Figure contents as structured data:
>>>>

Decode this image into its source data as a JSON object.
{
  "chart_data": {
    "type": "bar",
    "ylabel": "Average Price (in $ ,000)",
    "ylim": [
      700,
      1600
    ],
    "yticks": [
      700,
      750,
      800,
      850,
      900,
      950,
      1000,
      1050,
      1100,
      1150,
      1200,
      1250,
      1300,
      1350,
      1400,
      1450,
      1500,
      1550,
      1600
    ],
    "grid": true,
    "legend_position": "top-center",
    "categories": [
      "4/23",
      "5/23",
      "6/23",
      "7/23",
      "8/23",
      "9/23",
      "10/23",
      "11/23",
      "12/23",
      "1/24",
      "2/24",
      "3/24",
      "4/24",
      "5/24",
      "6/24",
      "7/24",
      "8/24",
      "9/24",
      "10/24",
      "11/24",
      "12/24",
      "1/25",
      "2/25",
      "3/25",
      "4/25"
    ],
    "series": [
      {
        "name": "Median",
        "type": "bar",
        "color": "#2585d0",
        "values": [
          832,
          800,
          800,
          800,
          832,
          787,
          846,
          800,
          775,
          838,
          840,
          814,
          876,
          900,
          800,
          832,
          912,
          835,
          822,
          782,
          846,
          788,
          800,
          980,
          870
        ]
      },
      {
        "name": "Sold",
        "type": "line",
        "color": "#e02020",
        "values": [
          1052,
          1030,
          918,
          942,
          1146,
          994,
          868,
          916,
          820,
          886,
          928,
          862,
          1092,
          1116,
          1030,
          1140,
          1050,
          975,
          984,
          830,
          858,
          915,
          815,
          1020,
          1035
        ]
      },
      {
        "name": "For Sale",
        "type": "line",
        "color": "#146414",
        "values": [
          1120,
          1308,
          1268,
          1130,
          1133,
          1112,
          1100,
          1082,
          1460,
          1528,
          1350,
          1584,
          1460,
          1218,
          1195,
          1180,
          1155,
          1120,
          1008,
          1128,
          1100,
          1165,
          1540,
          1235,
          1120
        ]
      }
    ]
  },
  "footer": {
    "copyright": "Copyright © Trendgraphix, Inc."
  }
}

<<<<

TASK DESCRIPTION:
Reproduce the entries above in full by retyping them exactly.

WRITTEN SOLUTION:
Decode this image into its source data as a JSON object.
{
  "chart_data": {
    "type": "bar",
    "ylabel": "Average Price (in $ ,000)",
    "ylim": [
      700,
      1600
    ],
    "yticks": [
      700,
      750,
      800,
      850,
      900,
      950,
      1000,
      1050,
      1100,
      1150,
      1200,
      1250,
      1300,
      1350,
      1400,
      1450,
      1500,
      1550,
      1600
    ],
    "grid": true,
    "legend_position": "top-center",
    "categories": [
      "4/23",
      "5/23",
      "6/23",
      "7/23",
      "8/23",
      "9/23",
      "10/23",
      "11/23",
      "12/23",
      "1/24",
      "2/24",
      "3/24",
      "4/24",
      "5/24",
      "6/24",
      "7/24",
      "8/24",
      "9/24",
      "10/24",
      "11/24",
      "12/24",
      "1/25",
      "2/25",
      "3/25",
      "4/25"
    ],
    "series": [
      {
        "name": "Median",
        "type": "bar",
        "color": "#2585d0",
        "values": [
          832,
          800,
          800,
          800,
          832,
          787,
          846,
          800,
          775,
          838,
          840,
          814,
          876,
          900,
          800,
          832,
          912,
          835,
          822,
          782,
          846,
          788,
          800,
          980,
          870
        ]
      },
      {
        "name": "Sold",
        "type": "line",
        "color": "#e02020",
        "values": [
          1052,
          1030,
          918,
          942,
          1146,
          994,
          868,
          916,
          820,
          886,
          928,
          862,
          1092,
          1116,
          1030,
          1140,
          1050,
          975,
          984,
          830,
          858,
          915,
          815,
          1020,
          1035
        ]
      },
      {
        "name": "For Sale",
        "type": "line",
        "color": "#146414",
        "values": [
          1120,
          1308,
          1268,
          1130,
          1133,
          1112,
          1100,
          1082,
          1460,
          1528,
          1350,
          1584,
          1460,
          1218,
          1195,
          1180,
          1155,
          1120,
          1008,
          1128,
          1100,
          1165,
          1540,
          1235,
          1120
        ]
      }
    ]
  },
  "footer": {
    "copyright": "Copyright © Trendgraphix, Inc."
  }
}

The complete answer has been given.